• **THE EXERCISE**: Scan the records and identify every line in which the string "ideal" occurs, then return those lines.

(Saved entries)

- - - - - - -

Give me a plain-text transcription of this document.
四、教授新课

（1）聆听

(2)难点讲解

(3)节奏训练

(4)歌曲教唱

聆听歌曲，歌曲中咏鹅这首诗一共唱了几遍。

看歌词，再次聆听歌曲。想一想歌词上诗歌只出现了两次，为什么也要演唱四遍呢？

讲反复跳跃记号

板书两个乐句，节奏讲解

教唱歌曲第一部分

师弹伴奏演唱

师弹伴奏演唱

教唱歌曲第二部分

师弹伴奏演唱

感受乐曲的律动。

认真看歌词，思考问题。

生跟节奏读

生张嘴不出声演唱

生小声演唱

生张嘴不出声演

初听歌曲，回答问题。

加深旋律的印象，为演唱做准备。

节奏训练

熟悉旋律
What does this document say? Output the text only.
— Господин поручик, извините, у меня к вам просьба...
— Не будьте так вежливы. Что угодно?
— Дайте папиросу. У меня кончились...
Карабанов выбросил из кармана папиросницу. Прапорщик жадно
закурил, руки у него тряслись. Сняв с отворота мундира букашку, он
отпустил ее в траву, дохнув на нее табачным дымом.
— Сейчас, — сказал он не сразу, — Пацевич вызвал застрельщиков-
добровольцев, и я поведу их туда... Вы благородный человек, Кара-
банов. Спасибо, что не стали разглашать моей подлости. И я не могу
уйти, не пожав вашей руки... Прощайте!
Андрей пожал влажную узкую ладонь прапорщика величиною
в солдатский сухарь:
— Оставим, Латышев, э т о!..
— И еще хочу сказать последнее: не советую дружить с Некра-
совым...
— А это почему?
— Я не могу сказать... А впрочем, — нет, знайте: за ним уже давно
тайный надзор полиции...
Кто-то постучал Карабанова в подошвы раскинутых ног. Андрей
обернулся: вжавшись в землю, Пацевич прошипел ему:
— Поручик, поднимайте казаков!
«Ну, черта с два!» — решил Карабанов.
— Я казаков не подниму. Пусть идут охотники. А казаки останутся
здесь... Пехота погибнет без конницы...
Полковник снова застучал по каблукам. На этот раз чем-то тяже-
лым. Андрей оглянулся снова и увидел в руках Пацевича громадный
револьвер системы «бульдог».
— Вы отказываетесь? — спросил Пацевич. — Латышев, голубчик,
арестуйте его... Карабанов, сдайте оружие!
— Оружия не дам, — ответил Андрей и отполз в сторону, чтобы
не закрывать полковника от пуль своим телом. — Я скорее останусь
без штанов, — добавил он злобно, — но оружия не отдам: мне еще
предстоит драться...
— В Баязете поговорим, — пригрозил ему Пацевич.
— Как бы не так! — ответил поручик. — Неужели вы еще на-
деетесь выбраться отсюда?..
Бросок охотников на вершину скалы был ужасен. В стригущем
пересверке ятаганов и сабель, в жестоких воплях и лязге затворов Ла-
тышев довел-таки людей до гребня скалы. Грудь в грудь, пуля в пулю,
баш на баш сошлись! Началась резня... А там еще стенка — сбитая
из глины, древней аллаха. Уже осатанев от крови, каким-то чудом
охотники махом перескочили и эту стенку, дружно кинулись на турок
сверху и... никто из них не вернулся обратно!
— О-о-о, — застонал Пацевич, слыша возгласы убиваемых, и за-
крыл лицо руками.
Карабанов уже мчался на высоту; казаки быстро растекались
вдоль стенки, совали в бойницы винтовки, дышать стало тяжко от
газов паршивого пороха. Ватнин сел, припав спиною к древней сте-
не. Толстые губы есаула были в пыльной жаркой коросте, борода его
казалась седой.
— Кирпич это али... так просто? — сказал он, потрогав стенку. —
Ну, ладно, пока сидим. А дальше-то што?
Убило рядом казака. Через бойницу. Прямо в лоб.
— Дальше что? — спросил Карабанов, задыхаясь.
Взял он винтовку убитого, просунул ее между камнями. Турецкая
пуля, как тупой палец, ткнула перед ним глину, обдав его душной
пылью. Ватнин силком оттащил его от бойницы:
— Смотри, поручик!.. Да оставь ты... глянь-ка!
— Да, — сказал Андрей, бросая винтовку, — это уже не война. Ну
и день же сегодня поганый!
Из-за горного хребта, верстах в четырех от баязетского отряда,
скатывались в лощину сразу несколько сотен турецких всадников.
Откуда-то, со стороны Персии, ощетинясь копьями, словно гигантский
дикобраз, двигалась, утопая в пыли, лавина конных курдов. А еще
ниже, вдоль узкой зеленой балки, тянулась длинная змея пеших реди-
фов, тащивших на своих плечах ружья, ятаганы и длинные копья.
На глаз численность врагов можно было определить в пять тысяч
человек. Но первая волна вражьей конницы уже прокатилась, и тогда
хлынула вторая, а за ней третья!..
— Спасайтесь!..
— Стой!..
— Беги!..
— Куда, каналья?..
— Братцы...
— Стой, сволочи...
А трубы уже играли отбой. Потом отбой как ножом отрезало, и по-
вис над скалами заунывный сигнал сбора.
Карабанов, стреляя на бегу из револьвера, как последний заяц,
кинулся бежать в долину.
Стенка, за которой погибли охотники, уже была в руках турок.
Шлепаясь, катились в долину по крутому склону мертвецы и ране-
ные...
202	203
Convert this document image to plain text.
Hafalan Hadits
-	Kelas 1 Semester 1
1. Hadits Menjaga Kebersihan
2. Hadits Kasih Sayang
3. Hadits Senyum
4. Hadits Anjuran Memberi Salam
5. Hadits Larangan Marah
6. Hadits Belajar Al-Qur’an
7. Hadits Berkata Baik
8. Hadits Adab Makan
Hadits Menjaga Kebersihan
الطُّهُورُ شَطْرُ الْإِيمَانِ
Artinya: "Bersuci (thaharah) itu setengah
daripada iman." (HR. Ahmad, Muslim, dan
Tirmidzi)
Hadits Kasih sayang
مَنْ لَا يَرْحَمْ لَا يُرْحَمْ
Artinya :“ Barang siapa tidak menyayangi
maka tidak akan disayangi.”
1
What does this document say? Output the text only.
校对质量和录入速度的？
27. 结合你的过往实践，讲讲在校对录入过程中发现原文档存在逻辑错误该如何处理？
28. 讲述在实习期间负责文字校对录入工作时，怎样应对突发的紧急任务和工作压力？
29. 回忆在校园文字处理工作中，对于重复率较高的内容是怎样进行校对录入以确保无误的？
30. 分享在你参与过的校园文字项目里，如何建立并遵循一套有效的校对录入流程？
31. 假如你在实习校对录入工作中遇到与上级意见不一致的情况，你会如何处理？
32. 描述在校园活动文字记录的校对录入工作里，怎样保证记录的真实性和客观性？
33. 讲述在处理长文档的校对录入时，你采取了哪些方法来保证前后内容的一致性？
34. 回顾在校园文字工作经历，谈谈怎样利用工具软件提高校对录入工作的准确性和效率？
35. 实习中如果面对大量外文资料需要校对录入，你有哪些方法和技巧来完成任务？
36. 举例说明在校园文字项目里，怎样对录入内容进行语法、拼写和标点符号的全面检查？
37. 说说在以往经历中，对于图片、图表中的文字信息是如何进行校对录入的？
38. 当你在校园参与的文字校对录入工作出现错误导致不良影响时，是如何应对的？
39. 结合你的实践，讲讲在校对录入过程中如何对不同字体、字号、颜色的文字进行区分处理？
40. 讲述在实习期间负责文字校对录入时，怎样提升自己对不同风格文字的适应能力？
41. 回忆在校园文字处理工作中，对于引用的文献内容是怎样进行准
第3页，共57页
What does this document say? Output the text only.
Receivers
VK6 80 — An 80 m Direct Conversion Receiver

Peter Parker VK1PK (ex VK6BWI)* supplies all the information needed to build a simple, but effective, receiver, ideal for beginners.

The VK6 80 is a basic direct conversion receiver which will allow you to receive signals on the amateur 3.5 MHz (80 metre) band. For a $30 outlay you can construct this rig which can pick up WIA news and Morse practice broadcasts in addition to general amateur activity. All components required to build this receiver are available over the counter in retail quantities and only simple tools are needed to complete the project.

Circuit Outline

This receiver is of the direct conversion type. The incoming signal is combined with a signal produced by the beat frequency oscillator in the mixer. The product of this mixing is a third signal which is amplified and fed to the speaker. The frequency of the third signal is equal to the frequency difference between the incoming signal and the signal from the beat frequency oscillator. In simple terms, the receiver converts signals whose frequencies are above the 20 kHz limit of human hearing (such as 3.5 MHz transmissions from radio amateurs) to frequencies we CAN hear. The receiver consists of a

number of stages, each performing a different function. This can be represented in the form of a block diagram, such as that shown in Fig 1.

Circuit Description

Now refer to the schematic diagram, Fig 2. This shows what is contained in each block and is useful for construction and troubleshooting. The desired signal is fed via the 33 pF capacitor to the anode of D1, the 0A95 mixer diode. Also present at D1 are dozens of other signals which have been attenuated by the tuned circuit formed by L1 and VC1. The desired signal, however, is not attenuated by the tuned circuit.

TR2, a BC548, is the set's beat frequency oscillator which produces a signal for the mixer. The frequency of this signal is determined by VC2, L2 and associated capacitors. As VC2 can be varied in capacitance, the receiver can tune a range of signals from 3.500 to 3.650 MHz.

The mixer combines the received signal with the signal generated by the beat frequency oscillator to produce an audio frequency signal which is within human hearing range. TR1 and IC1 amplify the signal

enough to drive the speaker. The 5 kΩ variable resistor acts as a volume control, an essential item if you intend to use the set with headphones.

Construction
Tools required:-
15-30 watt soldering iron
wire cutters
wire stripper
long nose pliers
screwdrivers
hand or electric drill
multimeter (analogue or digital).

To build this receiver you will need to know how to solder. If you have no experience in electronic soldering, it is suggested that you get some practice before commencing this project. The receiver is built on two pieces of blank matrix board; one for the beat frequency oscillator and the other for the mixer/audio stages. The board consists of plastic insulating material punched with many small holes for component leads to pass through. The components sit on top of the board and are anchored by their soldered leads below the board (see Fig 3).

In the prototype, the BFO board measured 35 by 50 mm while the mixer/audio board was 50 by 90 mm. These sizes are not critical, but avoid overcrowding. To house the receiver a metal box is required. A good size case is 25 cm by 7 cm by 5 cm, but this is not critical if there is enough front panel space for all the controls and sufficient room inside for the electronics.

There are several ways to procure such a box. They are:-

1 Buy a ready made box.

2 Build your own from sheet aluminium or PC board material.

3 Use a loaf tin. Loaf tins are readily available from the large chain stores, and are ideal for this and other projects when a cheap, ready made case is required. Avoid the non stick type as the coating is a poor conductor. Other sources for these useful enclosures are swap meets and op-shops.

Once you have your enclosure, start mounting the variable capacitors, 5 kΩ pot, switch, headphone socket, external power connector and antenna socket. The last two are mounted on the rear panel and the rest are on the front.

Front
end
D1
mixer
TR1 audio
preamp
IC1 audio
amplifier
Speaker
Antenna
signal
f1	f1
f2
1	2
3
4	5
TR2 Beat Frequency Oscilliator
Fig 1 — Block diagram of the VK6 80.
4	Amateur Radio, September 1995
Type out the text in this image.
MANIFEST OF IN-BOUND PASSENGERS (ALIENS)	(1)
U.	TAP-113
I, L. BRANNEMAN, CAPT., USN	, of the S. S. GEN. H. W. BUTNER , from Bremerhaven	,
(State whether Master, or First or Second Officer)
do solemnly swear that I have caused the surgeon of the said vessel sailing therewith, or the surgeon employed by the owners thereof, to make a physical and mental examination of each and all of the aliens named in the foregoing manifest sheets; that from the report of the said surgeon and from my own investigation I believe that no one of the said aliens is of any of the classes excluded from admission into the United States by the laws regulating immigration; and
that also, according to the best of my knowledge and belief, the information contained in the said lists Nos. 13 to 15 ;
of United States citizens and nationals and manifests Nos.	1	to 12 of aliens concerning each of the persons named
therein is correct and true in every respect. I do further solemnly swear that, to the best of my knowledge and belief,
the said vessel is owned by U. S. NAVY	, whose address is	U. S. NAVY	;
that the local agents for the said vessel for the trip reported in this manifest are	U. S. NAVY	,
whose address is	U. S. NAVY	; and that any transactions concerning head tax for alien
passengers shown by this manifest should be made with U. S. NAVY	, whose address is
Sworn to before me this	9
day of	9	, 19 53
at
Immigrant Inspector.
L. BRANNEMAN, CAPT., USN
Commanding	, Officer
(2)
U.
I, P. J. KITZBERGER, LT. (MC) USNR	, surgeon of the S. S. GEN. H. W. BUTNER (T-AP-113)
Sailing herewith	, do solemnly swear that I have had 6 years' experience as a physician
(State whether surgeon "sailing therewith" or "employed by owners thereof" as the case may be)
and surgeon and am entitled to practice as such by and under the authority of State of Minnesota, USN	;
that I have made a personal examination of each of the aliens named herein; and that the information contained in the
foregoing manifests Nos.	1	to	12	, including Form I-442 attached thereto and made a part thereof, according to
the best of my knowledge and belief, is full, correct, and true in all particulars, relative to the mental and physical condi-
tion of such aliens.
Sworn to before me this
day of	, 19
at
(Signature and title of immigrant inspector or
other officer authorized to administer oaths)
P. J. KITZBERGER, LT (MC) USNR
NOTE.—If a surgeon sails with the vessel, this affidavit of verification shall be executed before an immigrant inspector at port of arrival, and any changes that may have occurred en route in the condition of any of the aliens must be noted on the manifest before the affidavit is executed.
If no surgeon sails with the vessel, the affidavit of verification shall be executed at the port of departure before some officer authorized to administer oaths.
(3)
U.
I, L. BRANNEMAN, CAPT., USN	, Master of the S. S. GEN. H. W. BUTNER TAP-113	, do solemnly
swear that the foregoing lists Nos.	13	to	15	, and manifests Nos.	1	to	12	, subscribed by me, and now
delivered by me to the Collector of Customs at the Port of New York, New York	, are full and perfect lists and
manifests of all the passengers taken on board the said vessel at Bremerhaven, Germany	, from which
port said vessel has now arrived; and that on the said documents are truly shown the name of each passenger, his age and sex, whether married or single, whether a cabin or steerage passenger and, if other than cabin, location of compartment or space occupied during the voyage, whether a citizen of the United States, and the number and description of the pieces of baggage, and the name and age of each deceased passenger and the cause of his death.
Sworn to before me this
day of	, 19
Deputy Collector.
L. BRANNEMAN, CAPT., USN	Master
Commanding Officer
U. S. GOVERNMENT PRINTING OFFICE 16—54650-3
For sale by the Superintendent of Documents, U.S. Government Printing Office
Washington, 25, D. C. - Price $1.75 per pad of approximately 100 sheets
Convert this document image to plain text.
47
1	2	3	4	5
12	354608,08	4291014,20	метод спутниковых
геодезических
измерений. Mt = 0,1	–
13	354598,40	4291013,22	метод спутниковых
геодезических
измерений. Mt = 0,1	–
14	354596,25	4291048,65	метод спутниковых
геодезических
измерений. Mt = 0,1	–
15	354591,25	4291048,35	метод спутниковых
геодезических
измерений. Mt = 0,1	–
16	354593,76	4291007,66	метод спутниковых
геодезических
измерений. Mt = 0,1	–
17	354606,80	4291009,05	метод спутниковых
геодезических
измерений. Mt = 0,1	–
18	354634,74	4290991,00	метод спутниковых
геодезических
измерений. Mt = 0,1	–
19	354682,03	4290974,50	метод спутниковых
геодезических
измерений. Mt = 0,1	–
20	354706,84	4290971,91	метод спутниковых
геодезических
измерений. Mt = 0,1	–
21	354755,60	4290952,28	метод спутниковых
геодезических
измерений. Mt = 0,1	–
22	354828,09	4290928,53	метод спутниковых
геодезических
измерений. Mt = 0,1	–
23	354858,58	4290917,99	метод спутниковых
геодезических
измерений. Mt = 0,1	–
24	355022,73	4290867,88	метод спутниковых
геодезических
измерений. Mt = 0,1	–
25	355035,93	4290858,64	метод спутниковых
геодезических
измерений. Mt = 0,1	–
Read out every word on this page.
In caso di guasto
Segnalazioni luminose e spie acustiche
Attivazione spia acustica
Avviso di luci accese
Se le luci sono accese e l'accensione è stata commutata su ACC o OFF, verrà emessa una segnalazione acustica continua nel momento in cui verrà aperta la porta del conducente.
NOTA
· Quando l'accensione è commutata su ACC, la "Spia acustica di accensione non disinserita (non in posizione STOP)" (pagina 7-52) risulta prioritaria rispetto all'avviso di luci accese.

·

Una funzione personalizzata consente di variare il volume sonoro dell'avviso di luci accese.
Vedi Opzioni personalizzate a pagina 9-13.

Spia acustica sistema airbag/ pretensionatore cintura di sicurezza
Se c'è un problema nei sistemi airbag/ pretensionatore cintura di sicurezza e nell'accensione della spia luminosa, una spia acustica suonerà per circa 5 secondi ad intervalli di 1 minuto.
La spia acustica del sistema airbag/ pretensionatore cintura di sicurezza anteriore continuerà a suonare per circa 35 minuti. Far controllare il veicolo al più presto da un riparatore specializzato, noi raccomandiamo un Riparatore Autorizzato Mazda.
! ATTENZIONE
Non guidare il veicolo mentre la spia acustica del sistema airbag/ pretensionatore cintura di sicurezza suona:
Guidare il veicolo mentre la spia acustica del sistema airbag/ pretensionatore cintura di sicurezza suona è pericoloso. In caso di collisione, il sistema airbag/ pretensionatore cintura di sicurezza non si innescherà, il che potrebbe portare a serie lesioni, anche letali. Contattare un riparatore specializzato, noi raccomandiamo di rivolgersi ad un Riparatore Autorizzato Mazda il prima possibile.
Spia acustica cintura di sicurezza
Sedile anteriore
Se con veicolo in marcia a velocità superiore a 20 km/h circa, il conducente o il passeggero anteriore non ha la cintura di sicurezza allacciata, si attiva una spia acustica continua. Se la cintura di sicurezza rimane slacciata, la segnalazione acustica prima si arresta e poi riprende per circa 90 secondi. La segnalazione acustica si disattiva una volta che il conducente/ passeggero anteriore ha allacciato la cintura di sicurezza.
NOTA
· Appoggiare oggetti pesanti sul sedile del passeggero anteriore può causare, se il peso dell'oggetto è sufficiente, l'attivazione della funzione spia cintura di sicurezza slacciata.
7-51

- - - - - - -

• **SOLUTION TO THE PROBLEM**:
Peter Parker VK1PK (ex VK6BWI)* supplies all the information needed to build a simple, but effective, receiver, ideal for beginners.
3 Use a loaf tin. Loaf tins are readily available from the large chain stores, and are ideal for this and other projects when a cheap, ready made case is required. Avoid the non stick type as the coating is a poor conductor. Other sources for these useful enclosures are swap meets and op-shops.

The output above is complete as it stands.